▸ **Set task**
Determine the number of lines containing the word "JSON", and state that figure alone.

▸ **Working data**
=====

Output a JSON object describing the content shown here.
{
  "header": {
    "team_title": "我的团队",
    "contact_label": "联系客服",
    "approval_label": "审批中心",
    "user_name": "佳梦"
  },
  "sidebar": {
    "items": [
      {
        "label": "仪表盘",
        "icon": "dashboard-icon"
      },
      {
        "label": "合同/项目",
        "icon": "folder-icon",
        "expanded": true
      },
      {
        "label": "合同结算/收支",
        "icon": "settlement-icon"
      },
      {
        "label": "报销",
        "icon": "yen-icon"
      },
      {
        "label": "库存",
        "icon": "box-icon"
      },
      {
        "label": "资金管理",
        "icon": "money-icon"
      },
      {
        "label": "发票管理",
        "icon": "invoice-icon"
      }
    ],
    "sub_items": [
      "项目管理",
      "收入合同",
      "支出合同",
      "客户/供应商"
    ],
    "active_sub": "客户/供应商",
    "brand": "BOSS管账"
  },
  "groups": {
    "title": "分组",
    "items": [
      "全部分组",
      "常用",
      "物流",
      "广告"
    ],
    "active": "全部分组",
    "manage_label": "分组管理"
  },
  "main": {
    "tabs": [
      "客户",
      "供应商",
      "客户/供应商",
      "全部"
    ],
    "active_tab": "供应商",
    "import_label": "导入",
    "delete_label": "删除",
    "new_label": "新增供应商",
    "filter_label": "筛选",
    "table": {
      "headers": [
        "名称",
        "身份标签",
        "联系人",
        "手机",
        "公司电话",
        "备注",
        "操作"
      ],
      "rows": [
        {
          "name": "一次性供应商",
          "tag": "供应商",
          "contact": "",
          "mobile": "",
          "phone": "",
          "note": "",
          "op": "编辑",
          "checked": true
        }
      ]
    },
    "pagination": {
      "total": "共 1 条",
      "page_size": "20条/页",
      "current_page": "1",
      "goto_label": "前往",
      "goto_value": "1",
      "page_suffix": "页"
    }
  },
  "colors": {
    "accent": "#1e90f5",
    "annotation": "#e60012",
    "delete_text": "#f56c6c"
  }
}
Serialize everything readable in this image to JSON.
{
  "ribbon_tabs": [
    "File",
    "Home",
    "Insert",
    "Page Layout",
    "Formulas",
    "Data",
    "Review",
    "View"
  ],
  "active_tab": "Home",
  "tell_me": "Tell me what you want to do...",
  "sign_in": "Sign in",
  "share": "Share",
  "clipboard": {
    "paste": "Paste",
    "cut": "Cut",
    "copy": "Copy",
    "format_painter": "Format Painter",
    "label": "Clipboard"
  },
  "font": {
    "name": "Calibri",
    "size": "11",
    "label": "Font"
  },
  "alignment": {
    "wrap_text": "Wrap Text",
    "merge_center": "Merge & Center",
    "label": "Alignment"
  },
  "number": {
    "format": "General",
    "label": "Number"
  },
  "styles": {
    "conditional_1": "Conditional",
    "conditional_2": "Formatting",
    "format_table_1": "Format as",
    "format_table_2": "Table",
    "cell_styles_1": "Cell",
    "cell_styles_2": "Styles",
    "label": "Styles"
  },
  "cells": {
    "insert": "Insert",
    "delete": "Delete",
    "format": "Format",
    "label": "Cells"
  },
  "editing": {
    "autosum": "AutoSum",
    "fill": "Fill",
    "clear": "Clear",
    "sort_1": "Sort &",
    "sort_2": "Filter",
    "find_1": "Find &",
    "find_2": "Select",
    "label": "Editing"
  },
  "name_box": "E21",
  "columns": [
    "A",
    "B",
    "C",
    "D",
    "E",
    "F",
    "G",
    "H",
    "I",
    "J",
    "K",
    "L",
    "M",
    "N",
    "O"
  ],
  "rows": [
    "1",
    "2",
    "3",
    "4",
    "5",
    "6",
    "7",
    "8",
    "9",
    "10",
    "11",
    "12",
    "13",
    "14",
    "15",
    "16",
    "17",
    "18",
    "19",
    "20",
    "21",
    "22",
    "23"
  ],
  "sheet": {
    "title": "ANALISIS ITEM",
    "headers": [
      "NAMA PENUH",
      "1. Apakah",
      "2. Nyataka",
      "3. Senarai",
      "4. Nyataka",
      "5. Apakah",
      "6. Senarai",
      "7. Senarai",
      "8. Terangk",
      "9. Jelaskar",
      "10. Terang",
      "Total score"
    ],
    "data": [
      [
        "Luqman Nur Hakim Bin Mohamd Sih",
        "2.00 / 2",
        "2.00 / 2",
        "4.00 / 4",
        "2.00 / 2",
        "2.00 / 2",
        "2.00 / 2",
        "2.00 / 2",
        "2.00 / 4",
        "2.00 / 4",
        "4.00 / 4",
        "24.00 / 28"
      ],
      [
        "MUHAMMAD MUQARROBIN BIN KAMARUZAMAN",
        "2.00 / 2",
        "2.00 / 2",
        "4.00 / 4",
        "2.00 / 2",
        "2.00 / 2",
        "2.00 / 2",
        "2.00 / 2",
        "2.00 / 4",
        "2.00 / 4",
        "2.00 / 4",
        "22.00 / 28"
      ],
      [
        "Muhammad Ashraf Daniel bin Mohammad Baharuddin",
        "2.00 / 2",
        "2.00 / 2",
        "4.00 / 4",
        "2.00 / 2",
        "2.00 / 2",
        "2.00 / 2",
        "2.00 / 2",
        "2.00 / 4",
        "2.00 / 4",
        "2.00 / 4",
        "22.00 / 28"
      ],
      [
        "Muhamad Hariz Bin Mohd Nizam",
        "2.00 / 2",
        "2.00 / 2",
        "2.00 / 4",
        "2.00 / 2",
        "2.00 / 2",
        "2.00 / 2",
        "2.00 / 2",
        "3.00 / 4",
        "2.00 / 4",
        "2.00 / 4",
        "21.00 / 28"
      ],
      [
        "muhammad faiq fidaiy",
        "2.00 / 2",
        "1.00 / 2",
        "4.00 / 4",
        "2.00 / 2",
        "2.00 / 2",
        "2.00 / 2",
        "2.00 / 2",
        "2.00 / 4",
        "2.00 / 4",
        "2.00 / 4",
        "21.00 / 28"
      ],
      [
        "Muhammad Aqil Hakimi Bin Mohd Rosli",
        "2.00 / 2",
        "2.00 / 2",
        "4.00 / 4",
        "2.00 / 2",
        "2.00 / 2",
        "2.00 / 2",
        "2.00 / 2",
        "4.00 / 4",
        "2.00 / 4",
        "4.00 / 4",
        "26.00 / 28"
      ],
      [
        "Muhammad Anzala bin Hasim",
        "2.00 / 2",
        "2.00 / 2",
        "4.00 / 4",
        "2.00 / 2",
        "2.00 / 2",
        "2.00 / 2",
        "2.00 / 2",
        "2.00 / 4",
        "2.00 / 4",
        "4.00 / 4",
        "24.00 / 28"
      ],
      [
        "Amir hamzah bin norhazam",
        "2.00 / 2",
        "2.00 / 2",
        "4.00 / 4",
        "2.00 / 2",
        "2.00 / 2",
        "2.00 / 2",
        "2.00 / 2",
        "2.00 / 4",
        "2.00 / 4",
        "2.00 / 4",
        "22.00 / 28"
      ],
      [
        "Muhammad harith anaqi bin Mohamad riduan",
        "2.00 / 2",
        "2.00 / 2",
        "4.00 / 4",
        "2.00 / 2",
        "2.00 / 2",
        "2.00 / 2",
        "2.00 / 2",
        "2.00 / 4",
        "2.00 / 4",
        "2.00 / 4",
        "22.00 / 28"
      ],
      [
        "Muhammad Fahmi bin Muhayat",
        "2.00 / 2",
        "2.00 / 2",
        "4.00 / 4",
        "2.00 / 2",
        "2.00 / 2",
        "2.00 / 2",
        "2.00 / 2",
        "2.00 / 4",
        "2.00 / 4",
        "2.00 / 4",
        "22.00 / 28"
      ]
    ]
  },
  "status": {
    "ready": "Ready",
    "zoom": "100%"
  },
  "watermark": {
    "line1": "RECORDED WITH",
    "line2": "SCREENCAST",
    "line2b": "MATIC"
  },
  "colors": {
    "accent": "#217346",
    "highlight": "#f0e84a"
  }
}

=====

▸ **Answer for the task**
2